<<<<

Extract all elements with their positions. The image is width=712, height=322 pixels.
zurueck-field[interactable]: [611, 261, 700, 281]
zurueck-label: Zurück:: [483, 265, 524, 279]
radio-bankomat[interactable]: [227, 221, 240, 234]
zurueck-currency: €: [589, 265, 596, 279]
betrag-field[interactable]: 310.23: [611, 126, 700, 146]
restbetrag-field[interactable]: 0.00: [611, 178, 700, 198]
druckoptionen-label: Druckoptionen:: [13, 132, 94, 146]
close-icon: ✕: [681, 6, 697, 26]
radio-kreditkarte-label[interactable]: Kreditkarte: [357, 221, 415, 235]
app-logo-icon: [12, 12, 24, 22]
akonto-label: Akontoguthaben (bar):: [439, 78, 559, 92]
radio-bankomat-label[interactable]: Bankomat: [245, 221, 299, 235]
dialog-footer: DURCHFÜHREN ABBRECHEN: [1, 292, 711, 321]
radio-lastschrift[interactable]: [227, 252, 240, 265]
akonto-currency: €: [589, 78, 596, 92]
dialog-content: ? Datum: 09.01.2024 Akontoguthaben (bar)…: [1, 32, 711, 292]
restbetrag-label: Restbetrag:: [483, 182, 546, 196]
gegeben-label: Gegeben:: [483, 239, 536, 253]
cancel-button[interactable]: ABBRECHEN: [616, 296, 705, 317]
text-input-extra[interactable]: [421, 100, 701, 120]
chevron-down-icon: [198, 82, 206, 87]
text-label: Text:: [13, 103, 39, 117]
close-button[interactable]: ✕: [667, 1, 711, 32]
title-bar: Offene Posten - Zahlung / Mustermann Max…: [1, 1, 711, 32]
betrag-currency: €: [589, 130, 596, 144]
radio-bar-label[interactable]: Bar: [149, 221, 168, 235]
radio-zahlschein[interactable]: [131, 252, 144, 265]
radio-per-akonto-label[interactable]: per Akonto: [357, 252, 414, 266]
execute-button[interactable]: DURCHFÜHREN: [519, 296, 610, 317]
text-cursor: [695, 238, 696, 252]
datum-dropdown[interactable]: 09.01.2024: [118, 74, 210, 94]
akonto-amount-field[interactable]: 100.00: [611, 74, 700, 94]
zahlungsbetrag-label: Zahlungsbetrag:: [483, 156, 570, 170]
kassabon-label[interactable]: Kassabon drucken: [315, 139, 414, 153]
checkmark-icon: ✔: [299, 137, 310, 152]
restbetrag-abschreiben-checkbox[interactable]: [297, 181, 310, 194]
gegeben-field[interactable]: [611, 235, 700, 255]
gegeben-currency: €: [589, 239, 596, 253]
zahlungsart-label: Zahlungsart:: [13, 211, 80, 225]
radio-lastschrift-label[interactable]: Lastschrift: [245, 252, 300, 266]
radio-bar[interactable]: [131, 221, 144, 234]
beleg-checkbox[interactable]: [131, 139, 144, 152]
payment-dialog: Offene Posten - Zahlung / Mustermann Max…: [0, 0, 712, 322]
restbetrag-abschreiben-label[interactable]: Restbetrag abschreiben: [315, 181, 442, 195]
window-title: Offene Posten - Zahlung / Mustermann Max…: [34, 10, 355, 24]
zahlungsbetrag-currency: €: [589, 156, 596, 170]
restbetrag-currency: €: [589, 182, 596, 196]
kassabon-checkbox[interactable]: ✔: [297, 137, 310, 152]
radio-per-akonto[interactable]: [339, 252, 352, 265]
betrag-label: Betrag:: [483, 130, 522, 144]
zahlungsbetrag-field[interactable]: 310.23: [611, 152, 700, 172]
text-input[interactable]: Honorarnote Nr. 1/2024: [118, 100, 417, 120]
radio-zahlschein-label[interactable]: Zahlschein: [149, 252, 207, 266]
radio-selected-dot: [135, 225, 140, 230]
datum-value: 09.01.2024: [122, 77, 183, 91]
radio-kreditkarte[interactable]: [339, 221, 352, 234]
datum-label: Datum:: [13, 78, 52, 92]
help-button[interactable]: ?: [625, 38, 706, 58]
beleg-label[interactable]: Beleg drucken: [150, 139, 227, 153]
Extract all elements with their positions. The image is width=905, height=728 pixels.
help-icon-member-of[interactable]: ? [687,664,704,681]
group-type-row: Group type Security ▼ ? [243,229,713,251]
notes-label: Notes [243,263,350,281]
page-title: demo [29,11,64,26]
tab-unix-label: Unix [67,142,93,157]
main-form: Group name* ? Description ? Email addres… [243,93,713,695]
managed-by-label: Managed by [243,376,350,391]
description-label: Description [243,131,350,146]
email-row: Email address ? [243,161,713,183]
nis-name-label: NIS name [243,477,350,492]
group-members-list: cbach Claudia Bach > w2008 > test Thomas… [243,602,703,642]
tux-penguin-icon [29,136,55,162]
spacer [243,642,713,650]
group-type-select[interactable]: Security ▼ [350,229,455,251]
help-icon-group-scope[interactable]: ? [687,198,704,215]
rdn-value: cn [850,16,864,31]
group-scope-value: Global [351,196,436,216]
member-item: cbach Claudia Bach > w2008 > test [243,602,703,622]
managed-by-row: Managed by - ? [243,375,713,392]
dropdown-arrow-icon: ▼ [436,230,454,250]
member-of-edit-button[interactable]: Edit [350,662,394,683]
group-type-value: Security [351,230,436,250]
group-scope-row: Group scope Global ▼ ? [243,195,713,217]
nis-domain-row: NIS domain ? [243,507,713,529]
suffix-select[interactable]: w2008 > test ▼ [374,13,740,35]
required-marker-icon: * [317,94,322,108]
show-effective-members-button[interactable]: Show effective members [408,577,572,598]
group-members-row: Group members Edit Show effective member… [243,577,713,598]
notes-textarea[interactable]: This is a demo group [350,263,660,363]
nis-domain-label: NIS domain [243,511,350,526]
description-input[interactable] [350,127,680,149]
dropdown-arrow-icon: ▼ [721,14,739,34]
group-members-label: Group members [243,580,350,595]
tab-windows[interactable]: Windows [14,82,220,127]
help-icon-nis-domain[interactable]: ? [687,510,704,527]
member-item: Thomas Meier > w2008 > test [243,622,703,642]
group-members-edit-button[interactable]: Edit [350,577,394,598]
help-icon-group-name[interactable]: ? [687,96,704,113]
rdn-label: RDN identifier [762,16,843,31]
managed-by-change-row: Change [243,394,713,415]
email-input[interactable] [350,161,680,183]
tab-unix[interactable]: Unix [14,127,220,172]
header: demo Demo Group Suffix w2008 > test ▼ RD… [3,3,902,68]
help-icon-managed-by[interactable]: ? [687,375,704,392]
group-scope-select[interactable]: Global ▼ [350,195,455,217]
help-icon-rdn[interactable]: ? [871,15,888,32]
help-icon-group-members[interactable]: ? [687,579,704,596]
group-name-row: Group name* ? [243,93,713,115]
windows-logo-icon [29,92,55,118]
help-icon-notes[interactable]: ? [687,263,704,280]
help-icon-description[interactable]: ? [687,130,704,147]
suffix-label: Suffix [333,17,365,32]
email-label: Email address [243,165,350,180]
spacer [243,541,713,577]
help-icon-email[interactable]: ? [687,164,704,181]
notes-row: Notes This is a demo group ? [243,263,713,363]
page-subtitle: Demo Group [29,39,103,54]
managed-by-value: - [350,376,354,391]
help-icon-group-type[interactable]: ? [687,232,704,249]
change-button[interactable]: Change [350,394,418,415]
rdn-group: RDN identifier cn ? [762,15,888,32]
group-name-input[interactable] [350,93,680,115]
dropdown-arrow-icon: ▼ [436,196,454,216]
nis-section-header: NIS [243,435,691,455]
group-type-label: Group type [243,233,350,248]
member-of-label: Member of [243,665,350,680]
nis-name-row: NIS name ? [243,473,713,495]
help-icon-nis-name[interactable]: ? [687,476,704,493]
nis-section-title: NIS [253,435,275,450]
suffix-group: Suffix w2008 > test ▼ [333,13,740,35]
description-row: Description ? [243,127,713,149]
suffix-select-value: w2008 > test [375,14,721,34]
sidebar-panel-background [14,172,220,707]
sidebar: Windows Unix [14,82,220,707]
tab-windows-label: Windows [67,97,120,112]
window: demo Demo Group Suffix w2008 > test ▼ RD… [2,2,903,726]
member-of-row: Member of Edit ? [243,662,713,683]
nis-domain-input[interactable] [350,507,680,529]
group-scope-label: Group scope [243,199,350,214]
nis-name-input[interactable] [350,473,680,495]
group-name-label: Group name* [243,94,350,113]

>>>>

TASK DETAILS:
Copy the lines from the start of the records through the line holding "radio-bar[interactable]: [131, 221, 144, 234]", inclusive.

PROBLEM SOLUTION:
Extract all elements with their positions. The image is width=712, height=322 pixels.
zurueck-field[interactable]: [611, 261, 700, 281]
zurueck-label: Zurück:: [483, 265, 524, 279]
radio-bankomat[interactable]: [227, 221, 240, 234]
zurueck-currency: €: [589, 265, 596, 279]
betrag-field[interactable]: 310.23: [611, 126, 700, 146]
restbetrag-field[interactable]: 0.00: [611, 178, 700, 198]
druckoptionen-label: Druckoptionen:: [13, 132, 94, 146]
close-icon: ✕: [681, 6, 697, 26]
radio-kreditkarte-label[interactable]: Kreditkarte: [357, 221, 415, 235]
app-logo-icon: [12, 12, 24, 22]
akonto-label: Akontoguthaben (bar):: [439, 78, 559, 92]
radio-bankomat-label[interactable]: Bankomat: [245, 221, 299, 235]
dialog-footer: DURCHFÜHREN ABBRECHEN: [1, 292, 711, 321]
radio-lastschrift[interactable]: [227, 252, 240, 265]
akonto-currency: €: [589, 78, 596, 92]
dialog-content: ? Datum: 09.01.2024 Akontoguthaben (bar)…: [1, 32, 711, 292]
restbetrag-label: Restbetrag:: [483, 182, 546, 196]
gegeben-label: Gegeben:: [483, 239, 536, 253]
cancel-button[interactable]: ABBRECHEN: [616, 296, 705, 317]
text-input-extra[interactable]: [421, 100, 701, 120]
chevron-down-icon: [198, 82, 206, 87]
text-label: Text:: [13, 103, 39, 117]
close-button[interactable]: ✕: [667, 1, 711, 32]
title-bar: Offene Posten - Zahlung / Mustermann Max…: [1, 1, 711, 32]
betrag-currency: €: [589, 130, 596, 144]
radio-bar-label[interactable]: Bar: [149, 221, 168, 235]
radio-zahlschein[interactable]: [131, 252, 144, 265]
radio-per-akonto-label[interactable]: per Akonto: [357, 252, 414, 266]
execute-button[interactable]: DURCHFÜHREN: [519, 296, 610, 317]
text-cursor: [695, 238, 696, 252]
datum-dropdown[interactable]: 09.01.2024: [118, 74, 210, 94]
akonto-amount-field[interactable]: 100.00: [611, 74, 700, 94]
zahlungsbetrag-label: Zahlungsbetrag:: [483, 156, 570, 170]
kassabon-label[interactable]: Kassabon drucken: [315, 139, 414, 153]
checkmark-icon: ✔: [299, 137, 310, 152]
restbetrag-abschreiben-checkbox[interactable]: [297, 181, 310, 194]
gegeben-field[interactable]: [611, 235, 700, 255]
gegeben-currency: €: [589, 239, 596, 253]
zahlungsart-label: Zahlungsart:: [13, 211, 80, 225]
radio-lastschrift-label[interactable]: Lastschrift: [245, 252, 300, 266]
radio-bar[interactable]: [131, 221, 144, 234]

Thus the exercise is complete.